⟨

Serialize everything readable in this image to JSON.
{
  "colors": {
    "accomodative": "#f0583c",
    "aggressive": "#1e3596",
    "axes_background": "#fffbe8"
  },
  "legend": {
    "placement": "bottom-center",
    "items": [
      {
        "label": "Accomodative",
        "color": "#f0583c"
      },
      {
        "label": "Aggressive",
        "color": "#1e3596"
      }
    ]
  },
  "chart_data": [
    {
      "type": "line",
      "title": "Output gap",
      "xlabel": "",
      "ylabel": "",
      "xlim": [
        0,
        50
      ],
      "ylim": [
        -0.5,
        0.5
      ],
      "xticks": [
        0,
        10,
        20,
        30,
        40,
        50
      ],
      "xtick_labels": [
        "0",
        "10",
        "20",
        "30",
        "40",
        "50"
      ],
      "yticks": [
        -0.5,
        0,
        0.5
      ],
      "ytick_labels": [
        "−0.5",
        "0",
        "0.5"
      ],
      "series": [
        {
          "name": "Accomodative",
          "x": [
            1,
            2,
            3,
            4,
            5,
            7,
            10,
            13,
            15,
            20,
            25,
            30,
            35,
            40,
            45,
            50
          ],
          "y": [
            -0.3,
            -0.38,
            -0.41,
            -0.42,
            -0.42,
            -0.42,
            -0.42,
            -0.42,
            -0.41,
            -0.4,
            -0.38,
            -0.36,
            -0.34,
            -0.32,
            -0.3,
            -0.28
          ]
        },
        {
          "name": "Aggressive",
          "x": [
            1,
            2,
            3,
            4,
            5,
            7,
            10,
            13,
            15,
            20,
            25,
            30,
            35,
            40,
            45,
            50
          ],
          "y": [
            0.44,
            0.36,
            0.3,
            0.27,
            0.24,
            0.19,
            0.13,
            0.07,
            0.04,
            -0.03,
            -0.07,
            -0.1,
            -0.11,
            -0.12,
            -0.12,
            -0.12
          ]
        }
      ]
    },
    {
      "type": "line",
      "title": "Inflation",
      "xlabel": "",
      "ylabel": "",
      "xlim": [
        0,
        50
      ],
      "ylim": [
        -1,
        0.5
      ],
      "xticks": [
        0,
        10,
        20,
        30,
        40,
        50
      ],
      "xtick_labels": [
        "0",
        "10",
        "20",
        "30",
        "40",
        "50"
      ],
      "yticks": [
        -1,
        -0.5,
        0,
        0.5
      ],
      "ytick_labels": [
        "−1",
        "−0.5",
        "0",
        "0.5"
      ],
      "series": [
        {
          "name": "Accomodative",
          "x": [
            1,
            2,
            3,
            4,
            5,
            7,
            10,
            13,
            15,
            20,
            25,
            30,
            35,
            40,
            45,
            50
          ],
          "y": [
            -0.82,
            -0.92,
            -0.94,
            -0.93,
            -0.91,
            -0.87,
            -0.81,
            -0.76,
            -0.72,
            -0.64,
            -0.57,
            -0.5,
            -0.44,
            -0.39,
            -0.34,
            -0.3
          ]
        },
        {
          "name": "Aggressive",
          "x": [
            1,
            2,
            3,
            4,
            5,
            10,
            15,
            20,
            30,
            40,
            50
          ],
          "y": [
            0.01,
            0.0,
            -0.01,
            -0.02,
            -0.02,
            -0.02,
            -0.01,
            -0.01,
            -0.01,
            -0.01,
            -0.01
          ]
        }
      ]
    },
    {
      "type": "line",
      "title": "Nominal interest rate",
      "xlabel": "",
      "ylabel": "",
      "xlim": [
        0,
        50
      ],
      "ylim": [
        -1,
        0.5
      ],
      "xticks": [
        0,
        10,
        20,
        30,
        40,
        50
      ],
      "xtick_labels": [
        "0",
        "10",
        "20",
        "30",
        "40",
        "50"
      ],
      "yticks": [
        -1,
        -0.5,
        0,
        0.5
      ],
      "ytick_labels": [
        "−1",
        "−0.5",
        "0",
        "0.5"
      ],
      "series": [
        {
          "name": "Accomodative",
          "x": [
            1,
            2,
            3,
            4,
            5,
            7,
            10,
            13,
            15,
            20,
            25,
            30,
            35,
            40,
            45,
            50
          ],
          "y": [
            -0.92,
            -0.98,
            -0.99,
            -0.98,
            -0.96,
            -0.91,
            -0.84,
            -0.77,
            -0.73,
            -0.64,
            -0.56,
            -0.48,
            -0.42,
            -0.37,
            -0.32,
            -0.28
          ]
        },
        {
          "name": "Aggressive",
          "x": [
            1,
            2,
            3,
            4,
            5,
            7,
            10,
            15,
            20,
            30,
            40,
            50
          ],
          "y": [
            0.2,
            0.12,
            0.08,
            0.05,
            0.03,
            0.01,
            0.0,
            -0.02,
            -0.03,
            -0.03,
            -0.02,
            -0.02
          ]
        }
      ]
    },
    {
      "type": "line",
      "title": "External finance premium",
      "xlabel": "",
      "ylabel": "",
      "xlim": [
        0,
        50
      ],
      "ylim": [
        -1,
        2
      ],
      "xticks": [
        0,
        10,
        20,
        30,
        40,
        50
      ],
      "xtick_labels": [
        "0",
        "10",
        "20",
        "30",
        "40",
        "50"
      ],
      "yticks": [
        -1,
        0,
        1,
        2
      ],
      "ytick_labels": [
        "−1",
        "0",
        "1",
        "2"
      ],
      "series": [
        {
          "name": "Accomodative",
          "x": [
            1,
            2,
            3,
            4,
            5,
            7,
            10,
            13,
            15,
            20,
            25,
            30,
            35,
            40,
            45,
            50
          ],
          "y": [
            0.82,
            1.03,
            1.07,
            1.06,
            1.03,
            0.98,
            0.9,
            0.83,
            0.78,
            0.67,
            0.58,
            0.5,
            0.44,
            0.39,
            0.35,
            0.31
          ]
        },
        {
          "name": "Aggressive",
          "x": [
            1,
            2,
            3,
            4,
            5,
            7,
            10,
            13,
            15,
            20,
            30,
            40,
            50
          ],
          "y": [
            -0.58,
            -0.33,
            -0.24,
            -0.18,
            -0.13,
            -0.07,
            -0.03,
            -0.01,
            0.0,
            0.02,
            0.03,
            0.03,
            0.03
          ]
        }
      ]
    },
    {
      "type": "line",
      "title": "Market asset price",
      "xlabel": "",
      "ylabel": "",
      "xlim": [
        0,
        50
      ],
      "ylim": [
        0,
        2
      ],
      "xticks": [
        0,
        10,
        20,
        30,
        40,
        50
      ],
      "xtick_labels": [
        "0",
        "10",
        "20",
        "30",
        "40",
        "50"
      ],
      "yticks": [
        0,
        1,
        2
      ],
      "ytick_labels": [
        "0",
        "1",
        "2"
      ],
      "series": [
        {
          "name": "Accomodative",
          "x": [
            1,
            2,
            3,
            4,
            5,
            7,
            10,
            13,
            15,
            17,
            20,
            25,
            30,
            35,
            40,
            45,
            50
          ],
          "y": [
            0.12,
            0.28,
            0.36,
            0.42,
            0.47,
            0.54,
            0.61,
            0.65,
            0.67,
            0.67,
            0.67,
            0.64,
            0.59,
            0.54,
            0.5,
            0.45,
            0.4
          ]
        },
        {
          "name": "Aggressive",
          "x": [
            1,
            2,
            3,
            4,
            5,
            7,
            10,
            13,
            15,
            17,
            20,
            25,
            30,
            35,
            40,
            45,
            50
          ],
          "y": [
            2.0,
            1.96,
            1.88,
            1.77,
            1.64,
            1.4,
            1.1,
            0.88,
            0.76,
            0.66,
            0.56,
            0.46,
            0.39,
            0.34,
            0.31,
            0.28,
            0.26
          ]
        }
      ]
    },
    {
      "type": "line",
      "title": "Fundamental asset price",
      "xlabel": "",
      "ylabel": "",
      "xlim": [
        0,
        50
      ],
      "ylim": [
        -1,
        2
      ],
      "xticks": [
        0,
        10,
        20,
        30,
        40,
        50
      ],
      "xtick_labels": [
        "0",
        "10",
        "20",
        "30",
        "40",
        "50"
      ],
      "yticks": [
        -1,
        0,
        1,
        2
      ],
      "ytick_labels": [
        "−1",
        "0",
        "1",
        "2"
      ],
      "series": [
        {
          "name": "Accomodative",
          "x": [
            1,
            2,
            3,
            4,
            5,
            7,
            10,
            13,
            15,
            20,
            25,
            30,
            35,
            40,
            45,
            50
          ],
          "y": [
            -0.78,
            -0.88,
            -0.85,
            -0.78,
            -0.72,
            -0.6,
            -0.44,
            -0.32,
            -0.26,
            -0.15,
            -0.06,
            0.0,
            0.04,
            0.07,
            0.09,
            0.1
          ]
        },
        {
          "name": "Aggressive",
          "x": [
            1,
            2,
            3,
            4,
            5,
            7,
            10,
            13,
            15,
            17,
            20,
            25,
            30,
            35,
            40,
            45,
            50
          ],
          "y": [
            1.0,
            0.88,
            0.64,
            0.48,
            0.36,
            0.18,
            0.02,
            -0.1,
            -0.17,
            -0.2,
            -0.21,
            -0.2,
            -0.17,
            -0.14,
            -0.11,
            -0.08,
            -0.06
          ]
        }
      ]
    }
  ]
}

⟩

**What is asked:**
Show every line in the entries where the string "asset" occurs.

**Complete output:**
      "title": "Market asset price",
      "title": "Fundamental asset price",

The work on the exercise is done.